• [Exercise directions]:
Scan each line of the records for the word "years" and extract the ones that have it.

• [Provided information]:
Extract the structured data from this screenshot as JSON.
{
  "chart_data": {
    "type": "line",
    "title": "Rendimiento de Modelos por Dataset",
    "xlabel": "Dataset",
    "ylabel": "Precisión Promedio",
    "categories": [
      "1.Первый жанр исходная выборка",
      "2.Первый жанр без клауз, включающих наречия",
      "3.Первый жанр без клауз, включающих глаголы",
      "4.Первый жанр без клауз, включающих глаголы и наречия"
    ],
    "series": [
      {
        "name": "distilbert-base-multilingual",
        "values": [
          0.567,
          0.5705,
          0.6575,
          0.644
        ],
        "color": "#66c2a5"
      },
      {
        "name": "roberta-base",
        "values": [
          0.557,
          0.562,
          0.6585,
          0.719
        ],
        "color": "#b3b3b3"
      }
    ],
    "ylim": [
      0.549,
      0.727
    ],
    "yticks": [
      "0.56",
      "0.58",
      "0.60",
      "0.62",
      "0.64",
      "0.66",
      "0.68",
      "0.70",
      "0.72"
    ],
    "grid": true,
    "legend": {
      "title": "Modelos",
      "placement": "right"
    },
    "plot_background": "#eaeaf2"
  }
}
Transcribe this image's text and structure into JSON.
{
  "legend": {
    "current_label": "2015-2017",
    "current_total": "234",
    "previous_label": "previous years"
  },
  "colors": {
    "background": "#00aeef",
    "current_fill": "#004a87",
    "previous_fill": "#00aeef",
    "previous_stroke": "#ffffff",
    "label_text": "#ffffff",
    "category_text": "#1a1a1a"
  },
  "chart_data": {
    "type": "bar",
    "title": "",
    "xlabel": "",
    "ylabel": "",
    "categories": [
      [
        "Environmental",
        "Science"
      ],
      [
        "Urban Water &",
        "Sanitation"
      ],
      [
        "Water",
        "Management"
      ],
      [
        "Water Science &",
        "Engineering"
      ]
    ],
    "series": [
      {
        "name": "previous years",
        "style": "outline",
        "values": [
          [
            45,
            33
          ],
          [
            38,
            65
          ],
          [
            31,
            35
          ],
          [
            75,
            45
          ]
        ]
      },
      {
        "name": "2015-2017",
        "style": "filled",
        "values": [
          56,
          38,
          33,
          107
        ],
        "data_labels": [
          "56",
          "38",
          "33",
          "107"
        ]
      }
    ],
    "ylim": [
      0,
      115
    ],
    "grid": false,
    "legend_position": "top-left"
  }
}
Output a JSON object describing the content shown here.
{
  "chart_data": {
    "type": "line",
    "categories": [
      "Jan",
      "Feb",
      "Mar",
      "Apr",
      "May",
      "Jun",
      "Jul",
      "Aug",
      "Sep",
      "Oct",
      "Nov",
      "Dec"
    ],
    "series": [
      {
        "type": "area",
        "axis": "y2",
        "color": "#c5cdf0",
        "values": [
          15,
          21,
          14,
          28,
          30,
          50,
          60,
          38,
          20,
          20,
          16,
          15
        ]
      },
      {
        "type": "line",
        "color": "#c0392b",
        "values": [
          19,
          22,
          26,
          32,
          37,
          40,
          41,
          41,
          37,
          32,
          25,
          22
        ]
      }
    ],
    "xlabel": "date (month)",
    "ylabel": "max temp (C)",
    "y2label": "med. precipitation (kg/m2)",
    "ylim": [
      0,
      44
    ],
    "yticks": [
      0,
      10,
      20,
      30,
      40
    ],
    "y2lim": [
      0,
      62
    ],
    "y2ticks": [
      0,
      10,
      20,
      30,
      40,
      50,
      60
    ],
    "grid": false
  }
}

• [Finished exercise]:
    "previous_label": "previous years"
        "name": "previous years",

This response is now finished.